» **Text block**
US army kills 25 rebels in fierce fight
US troops backed by warplanes killed 25 guerillas in the northern Iraqi city of Mosul yesterday after facing a fierce coordinated assault by two suicide bombs and dozens of insurgents, the military said. The brazen rebel assault illustrated the...
US troops backed by warplanes killed 25 guerillas in the northern Iraqi city of Mosul yesterday after facing a fierce coordinated assault by two suicide bombs and dozens of insurgents, the military said.
The brazen rebel assault illustrated the increasing boldness of insurgents in the city, following a suicide attack on a Mosul base last week that killed 22 people including 18 Americans - the deadliest single attack on Americans in Iraq since the start of the war to oust Saddam Hussein.
Witnesses said the fighting began when a suicide bomber detonated a fuel truck outside a house in Mosul that has been occupied as a combat outpost by US troops since last month.
Lieutenant Colonel Paul Hastings, US military spokesman in Mosul, said a patrol responding to the blast was attacked by a second suicide car bomb, and also had to deal with several roadside bombs before reaching the combat outpost.
Around 50 insurgents then attacked the outpost with assault rifles, mortars and rocket-propelled grenades, Lieut-Col Hastings said.
"Close air support was called in. Initial estimates are 25 enemy killed," Lieut-Col Hastings said.
He said 15 US troops were wounded in the clashes.
Security collapsed in Mosul last month when rebels overran several police stations in the city, 390 km north of Baghdad, and most of the city's police fled their posts.
The US military has conceded it is not in control of some areas and plans to send thousands more troops to the city ahead of Iraq's elections on January 30.
Attacks this week on police and other Iraqi security forces have left dozens dead in a sign that the Sunni insurgency, freshly endorsed by Osama bin Laden, remains potent despite US offensives intended to protect the election.

(Entries taken from a collection)
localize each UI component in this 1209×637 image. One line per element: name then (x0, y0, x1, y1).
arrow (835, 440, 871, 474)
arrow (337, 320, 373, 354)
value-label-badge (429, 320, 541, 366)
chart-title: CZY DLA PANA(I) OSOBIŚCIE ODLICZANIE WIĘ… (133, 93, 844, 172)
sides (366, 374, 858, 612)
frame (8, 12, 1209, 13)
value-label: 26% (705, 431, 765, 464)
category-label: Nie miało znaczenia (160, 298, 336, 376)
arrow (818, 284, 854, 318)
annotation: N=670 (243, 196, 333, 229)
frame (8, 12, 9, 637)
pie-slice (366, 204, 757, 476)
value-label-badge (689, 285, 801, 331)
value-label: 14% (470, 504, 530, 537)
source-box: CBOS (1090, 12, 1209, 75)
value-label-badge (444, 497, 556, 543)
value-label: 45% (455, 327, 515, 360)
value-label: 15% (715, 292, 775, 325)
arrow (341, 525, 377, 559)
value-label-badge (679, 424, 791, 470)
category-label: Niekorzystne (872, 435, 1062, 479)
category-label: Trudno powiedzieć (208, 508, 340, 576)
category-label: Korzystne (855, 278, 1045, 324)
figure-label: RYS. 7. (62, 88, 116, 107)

» **Action item**
Pick up the article about the US fight with rebels in Mosul and continue it from where it stops. The lines are not needed for the task.

» **Solved exercise**
In Baghdad, at least 28 people were killed overnight when insurgents detonated three-quarters of a tonne of explosives in a house that police were raiding, flattening neighbouring homes.
Six policemen were among the dead and four officers were missing, an Interior Ministry spokesman said. Witnesses saw at least one more dead woman dug from the rubble of nearby houses razed by the massive blast. At least 21 people were wounded.
On Monday, an audio tape purportedly from bin Laden endorsed Jordanian militant Abu Musab al-Zarqawi as the al Qaeda leader in Iraq, and declared holy war on US and Iraqi forces trying to safeguard the election.
US President George W. Bush said bin Laden's message underlined the importance of the election, which he said pitted the desire for democracy and freedom against the militant's "dark vision" of oppression and bloodshed.
"It's very important that these elections proceed," he told reporters in Crawford, Texas, where he is on vacation.
"The task at hand is to provide as much security as possible for the election officials as well as for the people inside cities like Mosul to encourage them to express their will."
Fresh fighting also erupted yesterday in the town of Samarra, north of Baghdad. US helicopters circled and gunfire could be heard. Shops were shut and the area was deserted.
Four men in police and National Guard uniforms were found dead in Yusufiya, south of Baghdad. One had been shot, the others beheaded.